*Given problem*:
All of the data should be output character for character, except the pictures.

*Data for this task*:
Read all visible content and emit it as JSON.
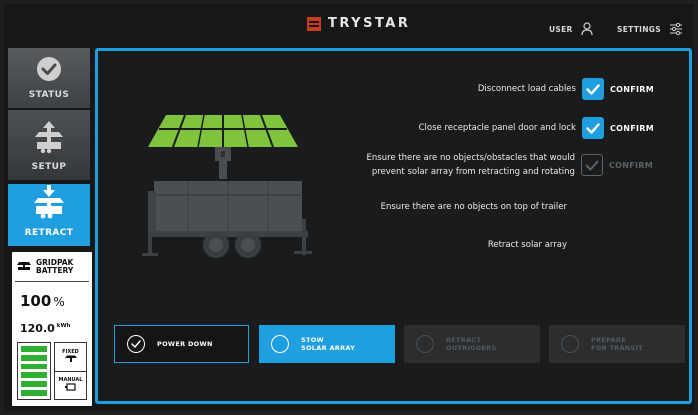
{
  "header": {
    "logo_text": "TRYSTAR",
    "user_label": "USER",
    "settings_label": "SETTINGS"
  },
  "sidebar": {
    "tabs": [
      {
        "label": "STATUS",
        "icon": "check-circle-icon",
        "active": false
      },
      {
        "label": "SETUP",
        "icon": "solar-array-up-icon",
        "active": false
      },
      {
        "label": "RETRACT",
        "icon": "solar-array-retract-icon",
        "active": true
      }
    ],
    "battery": {
      "title_line1": "GRIDPAK",
      "title_line2": "BATTERY",
      "percent": "100",
      "percent_unit": "%",
      "energy": "120.0",
      "energy_unit": "kWh",
      "bar_count": 6,
      "mode_fixed": "FIXED",
      "mode_manual": "MANUAL"
    }
  },
  "checklist": [
    {
      "text": "Disconnect load cables",
      "checkbox": "checked",
      "confirm": "CONFIRM"
    },
    {
      "text": "Close receptacle panel door and lock",
      "checkbox": "checked",
      "confirm": "CONFIRM"
    },
    {
      "text": "Ensure there are no objects/obstacles that would\nprevent solar array from retracting and rotating",
      "checkbox": "disabled",
      "confirm": "CONFIRM"
    },
    {
      "text": "Ensure there are no objects on top of trailer",
      "checkbox": "none",
      "confirm": ""
    },
    {
      "text": "Retract solar array",
      "checkbox": "none",
      "confirm": ""
    }
  ],
  "steps": [
    {
      "label": "POWER DOWN",
      "state": "done"
    },
    {
      "label": "STOW\nSOLAR ARRAY",
      "state": "active"
    },
    {
      "label": "RETRACT\nOUTRIGGERS",
      "state": "disabled"
    },
    {
      "label": "PREPARE\nFOR TRANSIT",
      "state": "disabled"
    }
  ],
  "colors": {
    "accent": "#1f9ee0",
    "panel_green": "#7fc43c",
    "battery_green": "#2fae2f",
    "logo_red": "#c93b1e"
  }
}
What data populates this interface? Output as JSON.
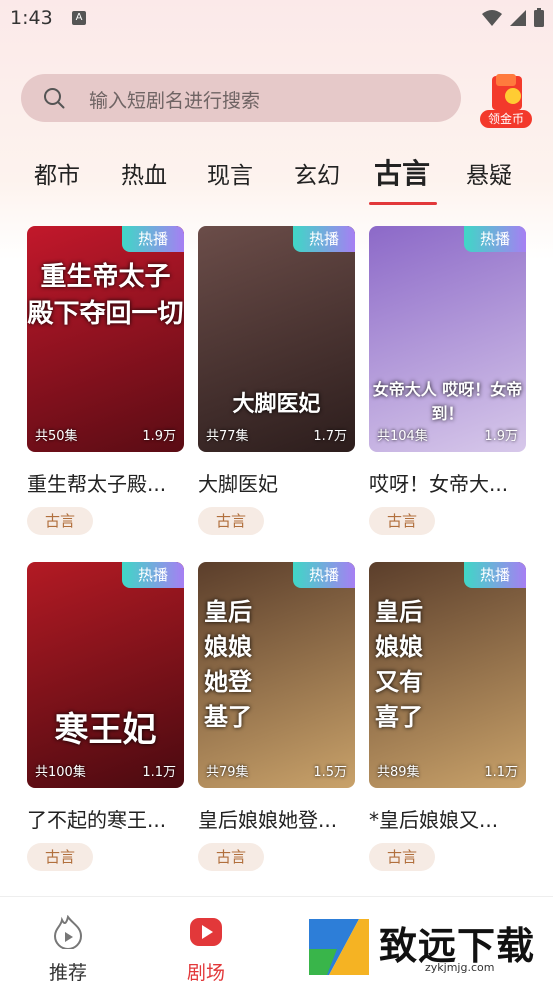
{
  "status": {
    "time": "1:43",
    "notif": "A"
  },
  "search": {
    "placeholder": "输入短剧名进行搜索"
  },
  "coin": {
    "label": "领金币"
  },
  "tabs": [
    {
      "label": "都市"
    },
    {
      "label": "热血"
    },
    {
      "label": "现言"
    },
    {
      "label": "玄幻"
    },
    {
      "label": "古言"
    },
    {
      "label": "悬疑"
    }
  ],
  "active_tab": "古言",
  "cards": [
    {
      "badge": "热播",
      "episodes": "共50集",
      "views": "1.9万",
      "title": "重生帮太子殿...",
      "tag": "古言",
      "poster_text": "重生帝太子 殿下夺回一切",
      "colors": [
        "#c2182b",
        "#5a0c14"
      ]
    },
    {
      "badge": "热播",
      "episodes": "共77集",
      "views": "1.7万",
      "title": "大脚医妃",
      "tag": "古言",
      "poster_text": "大脚医妃",
      "colors": [
        "#6b4d49",
        "#2c1d1c"
      ]
    },
    {
      "badge": "热播",
      "episodes": "共104集",
      "views": "1.9万",
      "title": "哎呀！女帝大...",
      "tag": "古言",
      "poster_text": "女帝大人 哎呀！女帝到！",
      "colors": [
        "#8c69c8",
        "#d7c8ea"
      ]
    },
    {
      "badge": "热播",
      "episodes": "共100集",
      "views": "1.1万",
      "title": "了不起的寒王...",
      "tag": "古言",
      "poster_text": "寒王妃",
      "colors": [
        "#b31a24",
        "#4a0a10"
      ]
    },
    {
      "badge": "热播",
      "episodes": "共79集",
      "views": "1.5万",
      "title": "皇后娘娘她登...",
      "tag": "古言",
      "poster_text": "皇后娘娘 她登基了",
      "colors": [
        "#5b3e2b",
        "#c9a26a"
      ]
    },
    {
      "badge": "热播",
      "episodes": "共89集",
      "views": "1.1万",
      "title": "*皇后娘娘又...",
      "tag": "古言",
      "poster_text": "皇后娘娘 又有喜了",
      "colors": [
        "#5b3e2b",
        "#c9a26a"
      ]
    }
  ],
  "nav": [
    {
      "label": "推荐",
      "color": "#333333"
    },
    {
      "label": "剧场",
      "color": "#e2383a"
    }
  ],
  "watermark": {
    "text": "致远下载",
    "url": "zykjmjg.com"
  },
  "accent": "#e2383a"
}
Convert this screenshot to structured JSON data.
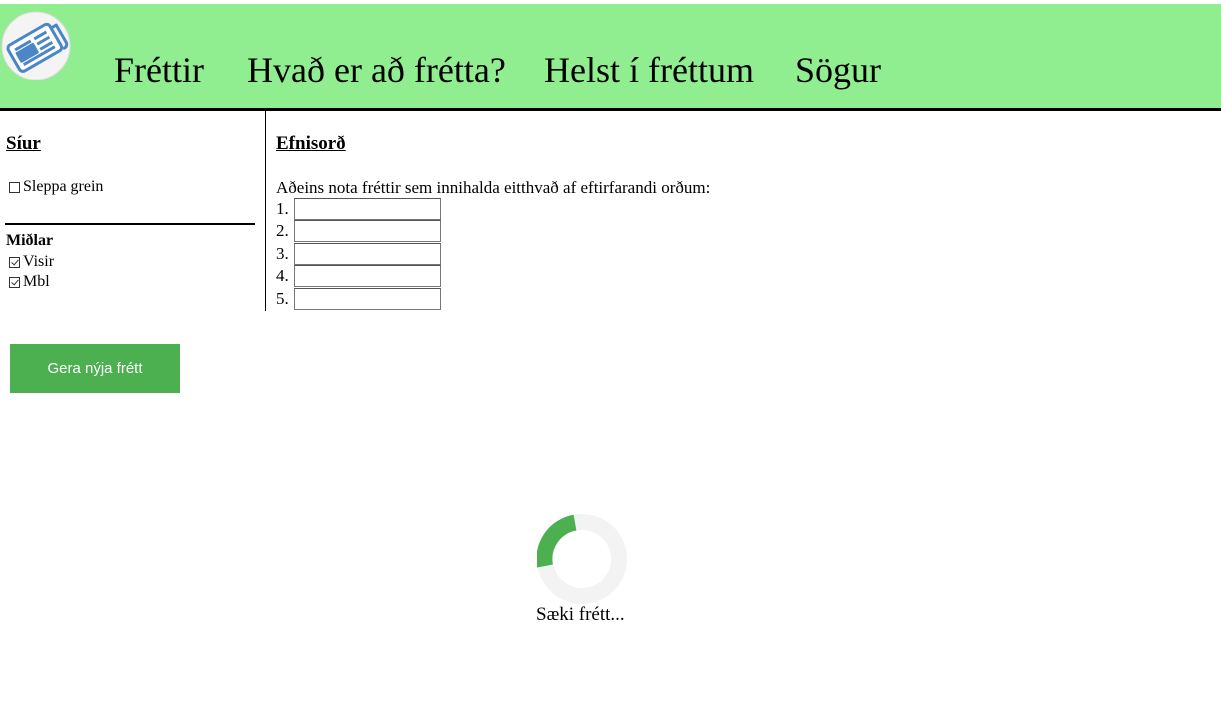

*Task output*:
Read all visible content and emit it as JSON.
{
  "header": {
    "logo_text": "TRYSTAR",
    "user_label": "USER",
    "settings_label": "SETTINGS"
  },
  "sidebar": {
    "tabs": [
      {
        "label": "STATUS",
        "icon": "check-circle-icon",
        "active": false
      },
      {
        "label": "SETUP",
        "icon": "solar-array-up-icon",
        "active": false
      },
      {
        "label": "RETRACT",
        "icon": "solar-array-retract-icon",
        "active": true
      }
    ],
    "battery": {
      "title_line1": "GRIDPAK",
      "title_line2": "BATTERY",
      "percent": "100",
      "percent_unit": "%",
      "energy": "120.0",
      "energy_unit": "kWh",
      "bar_count": 6,
      "mode_fixed": "FIXED",
      "mode_manual": "MANUAL"
    }
  },
  "checklist": [
    {
      "text": "Disconnect load cables",
      "checkbox": "checked",
      "confirm": "CONFIRM"
    },
    {
      "text": "Close receptacle panel door and lock",
      "checkbox": "checked",
      "confirm": "CONFIRM"
    },
    {
      "text": "Ensure there are no objects/obstacles that would\nprevent solar array from retracting and rotating",
      "checkbox": "disabled",
      "confirm": "CONFIRM"
    },
    {
      "text": "Ensure there are no objects on top of trailer",
      "checkbox": "none",
      "confirm": ""
    },
    {
      "text": "Retract solar array",
      "checkbox": "none",
      "confirm": ""
    }
  ],
  "steps": [
    {
      "label": "POWER DOWN",
      "state": "done"
    },
    {
      "label": "STOW\nSOLAR ARRAY",
      "state": "active"
    },
    {
      "label": "RETRACT\nOUTRIGGERS",
      "state": "disabled"
    },
    {
      "label": "PREPARE\nFOR TRANSIT",
      "state": "disabled"
    }
  ],
  "colors": {
    "accent": "#1f9ee0",
    "panel_green": "#7fc43c",
    "battery_green": "#2fae2f",
    "logo_red": "#c93b1e"
  }
}
What data populates this interface? Output as JSON.
{
  "status": {
    "time": "1:43",
    "notif": "A"
  },
  "search": {
    "placeholder": "输入短剧名进行搜索"
  },
  "coin": {
    "label": "领金币"
  },
  "tabs": [
    {
      "label": "都市"
    },
    {
      "label": "热血"
    },
    {
      "label": "现言"
    },
    {
      "label": "玄幻"
    },
    {
      "label": "古言"
    },
    {
      "label": "悬疑"
    }
  ],
  "active_tab": "古言",
  "cards": [
    {
      "badge": "热播",
      "episodes": "共50集",
      "views": "1.9万",
      "title": "重生帮太子殿...",
      "tag": "古言",
      "poster_text": "重生帝太子 殿下夺回一切",
      "colors": [
        "#c2182b",
        "#5a0c14"
      ]
    },
    {
      "badge": "热播",
      "episodes": "共77集",
      "views": "1.7万",
      "title": "大脚医妃",
      "tag": "古言",
      "poster_text": "大脚医妃",
      "colors": [
        "#6b4d49",
        "#2c1d1c"
      ]
    },
    {
      "badge": "热播",
      "episodes": "共104集",
      "views": "1.9万",
      "title": "哎呀！女帝大...",
      "tag": "古言",
      "poster_text": "女帝大人 哎呀！女帝到！",
      "colors": [
        "#8c69c8",
        "#d7c8ea"
      ]
    },
    {
      "badge": "热播",
      "episodes": "共100集",
      "views": "1.1万",
      "title": "了不起的寒王...",
      "tag": "古言",
      "poster_text": "寒王妃",
      "colors": [
        "#b31a24",
        "#4a0a10"
      ]
    },
    {
      "badge": "热播",
      "episodes": "共79集",
      "views": "1.5万",
      "title": "皇后娘娘她登...",
      "tag": "古言",
      "poster_text": "皇后娘娘 她登基了",
      "colors": [
        "#5b3e2b",
        "#c9a26a"
      ]
    },
    {
      "badge": "热播",
      "episodes": "共89集",
      "views": "1.1万",
      "title": "*皇后娘娘又...",
      "tag": "古言",
      "poster_text": "皇后娘娘 又有喜了",
      "colors": [
        "#5b3e2b",
        "#c9a26a"
      ]
    }
  ],
  "nav": [
    {
      "label": "推荐",
      "color": "#333333"
    },
    {
      "label": "剧场",
      "color": "#e2383a"
    }
  ],
  "watermark": {
    "text": "致远下载",
    "url": "zykjmjg.com"
  },
  "accent": "#e2383a"
}
Convert this screenshot to structured JSON data.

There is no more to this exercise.